Stored items from a collection:
━━━━━━━━━━━━━━━━━━━━━━━━━━━━━━
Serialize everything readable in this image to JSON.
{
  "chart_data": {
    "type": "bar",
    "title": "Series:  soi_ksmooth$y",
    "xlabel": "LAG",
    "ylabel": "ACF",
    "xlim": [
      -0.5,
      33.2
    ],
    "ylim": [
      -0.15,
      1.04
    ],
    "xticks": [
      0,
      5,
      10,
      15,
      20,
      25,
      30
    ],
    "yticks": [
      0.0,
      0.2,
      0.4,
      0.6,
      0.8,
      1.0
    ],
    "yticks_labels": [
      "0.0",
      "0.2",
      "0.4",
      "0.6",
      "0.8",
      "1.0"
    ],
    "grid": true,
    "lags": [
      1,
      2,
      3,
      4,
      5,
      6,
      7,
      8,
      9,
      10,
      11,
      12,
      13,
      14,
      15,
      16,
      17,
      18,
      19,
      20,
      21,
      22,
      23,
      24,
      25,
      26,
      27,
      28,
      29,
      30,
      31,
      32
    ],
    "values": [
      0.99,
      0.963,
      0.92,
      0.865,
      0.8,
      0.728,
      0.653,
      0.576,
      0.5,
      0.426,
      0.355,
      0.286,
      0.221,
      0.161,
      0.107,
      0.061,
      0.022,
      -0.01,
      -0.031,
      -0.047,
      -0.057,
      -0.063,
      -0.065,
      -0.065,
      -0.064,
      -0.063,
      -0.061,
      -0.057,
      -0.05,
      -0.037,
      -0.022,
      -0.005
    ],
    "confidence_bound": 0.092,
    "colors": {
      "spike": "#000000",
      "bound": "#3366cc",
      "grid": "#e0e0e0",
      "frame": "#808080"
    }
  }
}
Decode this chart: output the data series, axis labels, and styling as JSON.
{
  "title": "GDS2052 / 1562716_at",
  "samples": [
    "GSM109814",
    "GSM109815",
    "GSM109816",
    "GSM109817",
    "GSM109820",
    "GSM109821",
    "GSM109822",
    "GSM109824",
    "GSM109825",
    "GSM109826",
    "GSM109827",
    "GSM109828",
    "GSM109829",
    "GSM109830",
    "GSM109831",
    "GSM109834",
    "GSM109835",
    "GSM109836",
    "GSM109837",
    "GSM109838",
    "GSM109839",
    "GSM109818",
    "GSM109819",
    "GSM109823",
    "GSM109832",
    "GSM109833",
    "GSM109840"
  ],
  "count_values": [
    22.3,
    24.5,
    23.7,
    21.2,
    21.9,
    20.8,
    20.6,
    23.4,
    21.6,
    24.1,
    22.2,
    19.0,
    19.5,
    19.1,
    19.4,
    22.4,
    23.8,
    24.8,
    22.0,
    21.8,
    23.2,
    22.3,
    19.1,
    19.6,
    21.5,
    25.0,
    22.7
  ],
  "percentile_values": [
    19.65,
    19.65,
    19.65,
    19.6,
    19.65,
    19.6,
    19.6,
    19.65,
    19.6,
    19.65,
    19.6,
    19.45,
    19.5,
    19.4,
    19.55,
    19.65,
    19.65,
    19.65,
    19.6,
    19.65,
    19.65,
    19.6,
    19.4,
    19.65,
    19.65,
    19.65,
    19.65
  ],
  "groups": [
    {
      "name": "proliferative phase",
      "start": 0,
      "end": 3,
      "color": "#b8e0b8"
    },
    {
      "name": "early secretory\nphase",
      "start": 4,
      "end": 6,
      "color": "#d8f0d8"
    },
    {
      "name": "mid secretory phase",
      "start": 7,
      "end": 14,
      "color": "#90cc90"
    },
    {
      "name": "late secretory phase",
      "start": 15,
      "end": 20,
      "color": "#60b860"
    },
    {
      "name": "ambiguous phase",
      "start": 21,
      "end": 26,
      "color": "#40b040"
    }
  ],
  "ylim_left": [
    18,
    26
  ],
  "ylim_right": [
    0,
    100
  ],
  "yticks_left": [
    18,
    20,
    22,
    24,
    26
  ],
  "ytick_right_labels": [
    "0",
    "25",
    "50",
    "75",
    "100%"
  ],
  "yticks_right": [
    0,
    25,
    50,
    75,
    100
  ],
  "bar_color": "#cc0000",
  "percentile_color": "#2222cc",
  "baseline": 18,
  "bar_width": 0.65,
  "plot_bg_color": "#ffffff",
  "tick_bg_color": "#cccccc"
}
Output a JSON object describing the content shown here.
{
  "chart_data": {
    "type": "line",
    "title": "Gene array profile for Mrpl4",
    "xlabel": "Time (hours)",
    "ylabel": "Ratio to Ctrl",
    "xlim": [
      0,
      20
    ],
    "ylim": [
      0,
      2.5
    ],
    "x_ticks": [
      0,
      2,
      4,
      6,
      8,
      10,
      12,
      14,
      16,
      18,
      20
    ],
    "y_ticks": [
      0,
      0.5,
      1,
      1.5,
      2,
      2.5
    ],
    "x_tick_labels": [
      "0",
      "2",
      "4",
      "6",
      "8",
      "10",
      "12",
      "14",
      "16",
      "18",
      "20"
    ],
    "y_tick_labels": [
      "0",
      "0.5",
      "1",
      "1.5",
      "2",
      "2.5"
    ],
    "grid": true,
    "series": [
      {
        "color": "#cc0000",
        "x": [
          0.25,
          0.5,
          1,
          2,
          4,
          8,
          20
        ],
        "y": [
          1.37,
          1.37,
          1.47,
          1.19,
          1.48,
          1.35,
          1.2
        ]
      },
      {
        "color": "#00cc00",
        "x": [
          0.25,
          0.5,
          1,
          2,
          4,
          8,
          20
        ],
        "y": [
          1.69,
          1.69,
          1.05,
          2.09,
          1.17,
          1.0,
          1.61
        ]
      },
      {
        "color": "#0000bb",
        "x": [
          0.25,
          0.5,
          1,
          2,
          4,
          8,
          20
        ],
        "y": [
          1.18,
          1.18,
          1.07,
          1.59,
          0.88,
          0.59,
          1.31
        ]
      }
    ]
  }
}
━━━━━━━━━━━━━━━━━━━━━━━━━━━━━━
WHAT THE TASK ASKS –
Where a line above includes "name", copy that line.

WRITTEN ANSWER –
      "name": "proliferative phase",
      "name": "early secretory\nphase",
      "name": "mid secretory phase",
      "name": "late secretory phase",
      "name": "ambiguous phase",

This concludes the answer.